━━ ITEMS
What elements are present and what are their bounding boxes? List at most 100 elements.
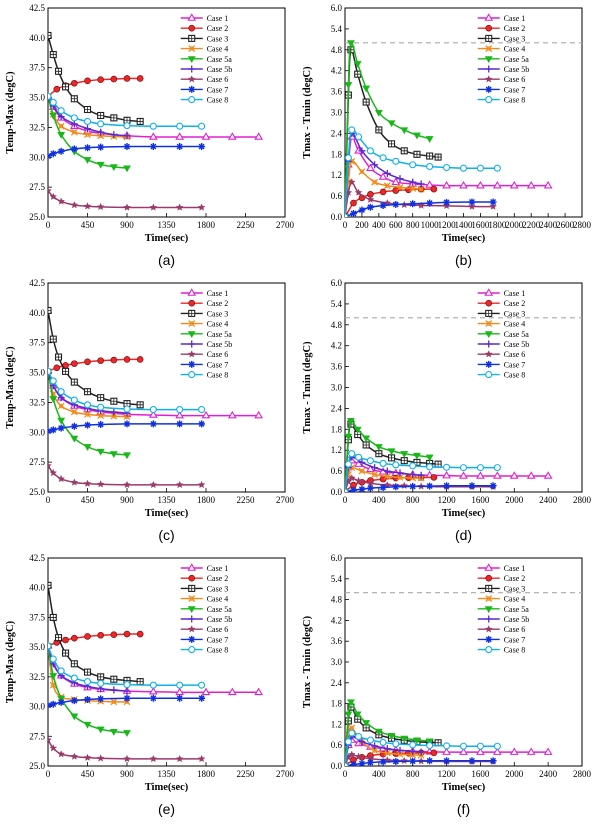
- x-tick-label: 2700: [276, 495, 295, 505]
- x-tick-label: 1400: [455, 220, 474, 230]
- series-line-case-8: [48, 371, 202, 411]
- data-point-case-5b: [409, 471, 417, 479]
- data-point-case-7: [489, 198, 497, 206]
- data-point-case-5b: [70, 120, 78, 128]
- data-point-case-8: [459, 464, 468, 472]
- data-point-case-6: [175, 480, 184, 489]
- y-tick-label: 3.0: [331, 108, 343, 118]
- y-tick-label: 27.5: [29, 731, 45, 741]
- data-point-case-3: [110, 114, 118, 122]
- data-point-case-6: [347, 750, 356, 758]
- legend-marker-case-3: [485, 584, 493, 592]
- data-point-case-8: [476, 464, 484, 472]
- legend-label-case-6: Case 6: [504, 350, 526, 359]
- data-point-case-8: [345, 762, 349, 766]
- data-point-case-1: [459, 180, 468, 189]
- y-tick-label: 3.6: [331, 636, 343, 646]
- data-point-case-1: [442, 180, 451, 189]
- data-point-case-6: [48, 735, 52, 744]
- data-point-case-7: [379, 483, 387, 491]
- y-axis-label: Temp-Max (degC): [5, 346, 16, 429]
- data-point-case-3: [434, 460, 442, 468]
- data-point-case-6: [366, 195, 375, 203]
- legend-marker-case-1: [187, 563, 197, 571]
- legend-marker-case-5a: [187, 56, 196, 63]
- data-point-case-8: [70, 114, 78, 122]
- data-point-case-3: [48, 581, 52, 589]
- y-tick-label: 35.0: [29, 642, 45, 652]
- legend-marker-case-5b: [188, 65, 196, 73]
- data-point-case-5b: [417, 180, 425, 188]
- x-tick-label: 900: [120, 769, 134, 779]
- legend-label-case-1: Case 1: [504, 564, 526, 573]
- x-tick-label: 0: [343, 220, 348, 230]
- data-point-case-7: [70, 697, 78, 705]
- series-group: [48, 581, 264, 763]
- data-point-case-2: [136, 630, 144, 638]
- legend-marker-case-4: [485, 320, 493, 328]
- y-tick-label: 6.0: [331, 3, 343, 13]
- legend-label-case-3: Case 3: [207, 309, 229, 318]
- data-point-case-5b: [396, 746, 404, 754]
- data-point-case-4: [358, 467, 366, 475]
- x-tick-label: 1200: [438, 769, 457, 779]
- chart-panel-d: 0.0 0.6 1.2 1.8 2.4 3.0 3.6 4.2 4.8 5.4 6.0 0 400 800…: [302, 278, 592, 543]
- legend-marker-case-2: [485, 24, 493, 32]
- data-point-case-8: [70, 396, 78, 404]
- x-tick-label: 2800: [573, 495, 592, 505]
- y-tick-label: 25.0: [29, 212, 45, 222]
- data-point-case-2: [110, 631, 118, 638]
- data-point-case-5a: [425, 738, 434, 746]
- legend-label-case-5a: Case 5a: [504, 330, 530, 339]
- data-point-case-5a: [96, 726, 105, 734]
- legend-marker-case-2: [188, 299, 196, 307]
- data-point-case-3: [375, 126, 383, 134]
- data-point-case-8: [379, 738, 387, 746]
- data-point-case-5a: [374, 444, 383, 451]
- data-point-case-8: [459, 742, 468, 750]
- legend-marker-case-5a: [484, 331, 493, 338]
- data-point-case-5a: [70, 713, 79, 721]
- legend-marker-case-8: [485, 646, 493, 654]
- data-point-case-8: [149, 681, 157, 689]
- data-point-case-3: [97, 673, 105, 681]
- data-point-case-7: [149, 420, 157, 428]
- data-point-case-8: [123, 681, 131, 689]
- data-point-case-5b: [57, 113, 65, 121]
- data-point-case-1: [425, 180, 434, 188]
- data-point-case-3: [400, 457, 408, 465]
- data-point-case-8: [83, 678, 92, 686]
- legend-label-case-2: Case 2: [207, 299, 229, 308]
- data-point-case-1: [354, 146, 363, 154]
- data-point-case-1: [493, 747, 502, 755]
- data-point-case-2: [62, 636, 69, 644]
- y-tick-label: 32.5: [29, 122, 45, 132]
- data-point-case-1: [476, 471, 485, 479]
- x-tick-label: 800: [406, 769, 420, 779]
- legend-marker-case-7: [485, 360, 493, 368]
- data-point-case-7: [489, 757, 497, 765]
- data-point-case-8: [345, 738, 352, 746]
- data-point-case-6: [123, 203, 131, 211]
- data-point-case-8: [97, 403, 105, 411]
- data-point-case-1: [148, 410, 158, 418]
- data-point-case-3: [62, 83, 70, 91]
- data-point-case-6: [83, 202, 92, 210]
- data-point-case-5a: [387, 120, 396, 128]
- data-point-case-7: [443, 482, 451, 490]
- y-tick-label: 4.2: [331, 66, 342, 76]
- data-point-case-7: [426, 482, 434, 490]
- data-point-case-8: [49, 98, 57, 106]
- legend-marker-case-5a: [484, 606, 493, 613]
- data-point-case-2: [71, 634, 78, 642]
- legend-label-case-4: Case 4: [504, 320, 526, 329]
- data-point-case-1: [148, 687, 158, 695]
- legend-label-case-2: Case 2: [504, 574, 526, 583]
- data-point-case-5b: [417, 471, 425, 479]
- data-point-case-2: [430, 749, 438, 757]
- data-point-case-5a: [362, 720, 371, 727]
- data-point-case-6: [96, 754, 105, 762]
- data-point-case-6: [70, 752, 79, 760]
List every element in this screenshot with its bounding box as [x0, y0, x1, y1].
━━━━
━━ ITEMS
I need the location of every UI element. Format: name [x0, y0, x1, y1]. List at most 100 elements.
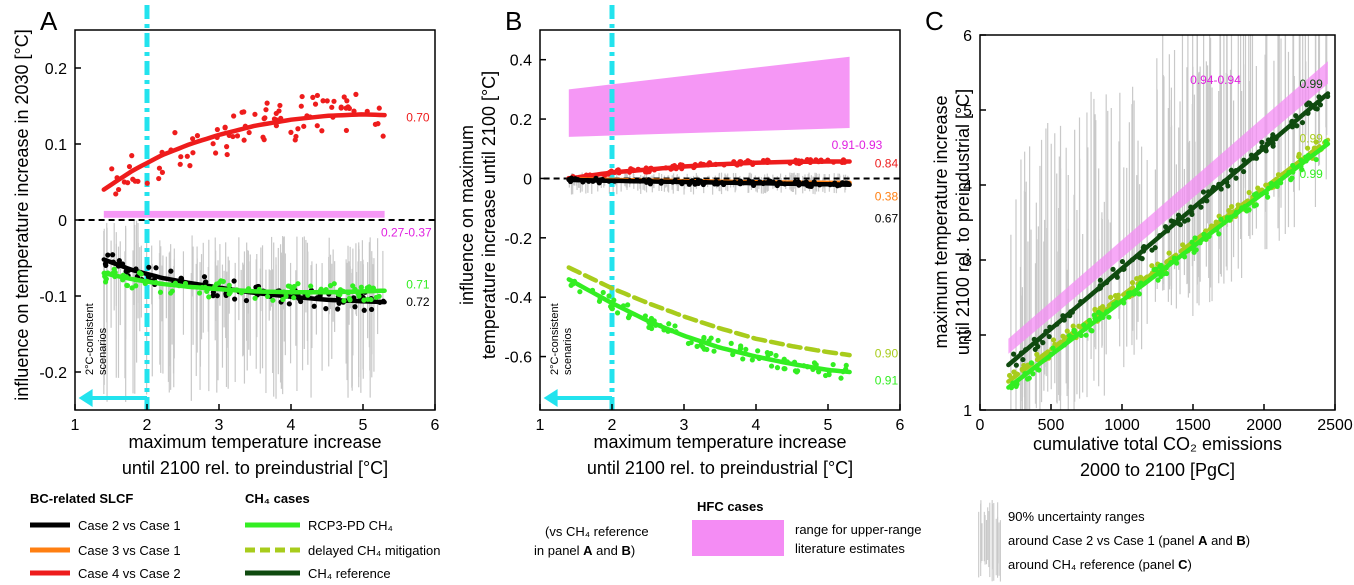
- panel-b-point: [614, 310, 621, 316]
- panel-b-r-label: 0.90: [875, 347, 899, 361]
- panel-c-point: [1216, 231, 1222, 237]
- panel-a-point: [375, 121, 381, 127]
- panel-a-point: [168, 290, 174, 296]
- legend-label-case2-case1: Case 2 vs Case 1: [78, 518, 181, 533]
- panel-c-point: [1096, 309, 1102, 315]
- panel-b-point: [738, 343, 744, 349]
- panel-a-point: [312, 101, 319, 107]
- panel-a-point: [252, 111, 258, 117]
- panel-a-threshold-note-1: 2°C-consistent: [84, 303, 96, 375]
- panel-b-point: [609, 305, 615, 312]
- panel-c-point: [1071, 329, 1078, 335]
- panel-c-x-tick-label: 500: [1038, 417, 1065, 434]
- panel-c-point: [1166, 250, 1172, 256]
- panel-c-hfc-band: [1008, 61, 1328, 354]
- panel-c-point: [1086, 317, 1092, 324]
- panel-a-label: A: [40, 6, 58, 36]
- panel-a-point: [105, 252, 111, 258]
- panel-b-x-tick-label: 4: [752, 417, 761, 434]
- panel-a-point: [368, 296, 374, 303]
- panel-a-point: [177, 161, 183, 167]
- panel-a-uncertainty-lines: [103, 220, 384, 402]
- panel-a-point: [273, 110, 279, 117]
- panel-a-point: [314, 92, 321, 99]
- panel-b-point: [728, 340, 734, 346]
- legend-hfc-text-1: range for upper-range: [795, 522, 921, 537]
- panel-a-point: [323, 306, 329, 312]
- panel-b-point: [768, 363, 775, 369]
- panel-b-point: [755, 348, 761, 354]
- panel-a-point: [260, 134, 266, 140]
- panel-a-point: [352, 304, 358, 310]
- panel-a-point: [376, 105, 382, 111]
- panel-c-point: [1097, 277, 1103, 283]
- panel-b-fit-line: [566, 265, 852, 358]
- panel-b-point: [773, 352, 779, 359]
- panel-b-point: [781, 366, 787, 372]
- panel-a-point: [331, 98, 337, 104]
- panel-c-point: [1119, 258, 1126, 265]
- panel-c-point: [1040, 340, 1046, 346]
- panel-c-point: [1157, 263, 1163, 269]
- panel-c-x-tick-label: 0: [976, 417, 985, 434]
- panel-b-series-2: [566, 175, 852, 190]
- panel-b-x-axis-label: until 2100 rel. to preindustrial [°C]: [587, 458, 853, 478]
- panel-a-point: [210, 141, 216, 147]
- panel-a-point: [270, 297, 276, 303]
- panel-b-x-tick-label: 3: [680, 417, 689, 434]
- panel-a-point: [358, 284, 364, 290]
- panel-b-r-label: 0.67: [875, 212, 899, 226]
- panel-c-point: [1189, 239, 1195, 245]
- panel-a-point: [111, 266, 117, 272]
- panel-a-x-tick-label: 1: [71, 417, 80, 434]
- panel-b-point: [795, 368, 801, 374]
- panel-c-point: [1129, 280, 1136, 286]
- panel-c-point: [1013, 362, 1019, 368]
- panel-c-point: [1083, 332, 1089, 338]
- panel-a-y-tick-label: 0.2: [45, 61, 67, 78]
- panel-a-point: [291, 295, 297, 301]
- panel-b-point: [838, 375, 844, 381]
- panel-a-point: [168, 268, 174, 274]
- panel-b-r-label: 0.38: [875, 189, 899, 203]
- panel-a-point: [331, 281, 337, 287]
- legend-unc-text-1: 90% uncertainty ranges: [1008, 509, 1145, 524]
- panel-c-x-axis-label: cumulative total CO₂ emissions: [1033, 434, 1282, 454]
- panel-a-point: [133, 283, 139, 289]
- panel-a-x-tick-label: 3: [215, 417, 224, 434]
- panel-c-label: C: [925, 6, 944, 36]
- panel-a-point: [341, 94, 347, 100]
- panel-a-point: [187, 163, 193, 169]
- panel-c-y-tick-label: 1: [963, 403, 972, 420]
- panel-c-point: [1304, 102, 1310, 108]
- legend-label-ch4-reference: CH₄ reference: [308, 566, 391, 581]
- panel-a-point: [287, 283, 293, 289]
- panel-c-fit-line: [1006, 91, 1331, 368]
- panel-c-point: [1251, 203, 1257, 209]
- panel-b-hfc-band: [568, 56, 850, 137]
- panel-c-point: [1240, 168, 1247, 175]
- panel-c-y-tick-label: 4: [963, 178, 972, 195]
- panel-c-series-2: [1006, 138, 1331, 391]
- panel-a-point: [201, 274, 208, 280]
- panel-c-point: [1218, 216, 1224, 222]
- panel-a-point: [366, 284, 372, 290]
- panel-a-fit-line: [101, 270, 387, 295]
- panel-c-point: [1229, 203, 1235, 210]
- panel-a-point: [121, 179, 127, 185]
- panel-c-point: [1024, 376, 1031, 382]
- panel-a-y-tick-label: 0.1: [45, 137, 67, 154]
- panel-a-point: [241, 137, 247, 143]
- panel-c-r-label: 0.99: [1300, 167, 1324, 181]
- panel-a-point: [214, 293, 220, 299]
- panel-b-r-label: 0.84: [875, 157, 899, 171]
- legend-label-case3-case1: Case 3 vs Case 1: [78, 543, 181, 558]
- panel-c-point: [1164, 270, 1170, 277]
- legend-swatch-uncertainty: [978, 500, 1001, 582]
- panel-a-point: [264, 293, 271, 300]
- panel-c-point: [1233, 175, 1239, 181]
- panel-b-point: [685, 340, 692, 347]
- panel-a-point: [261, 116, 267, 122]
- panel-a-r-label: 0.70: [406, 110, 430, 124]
━━━━
▶ PROBLEM TO SOLVE
Show every line of the data above that contains the word "most".

▶ RESULT OF THIS EXERCISE
What elements are present and what are their bounding boxes? List at most 100 elements.
I need the location of every UI element. Format: name [x0, y0, x1, y1]. List at most 100 elements.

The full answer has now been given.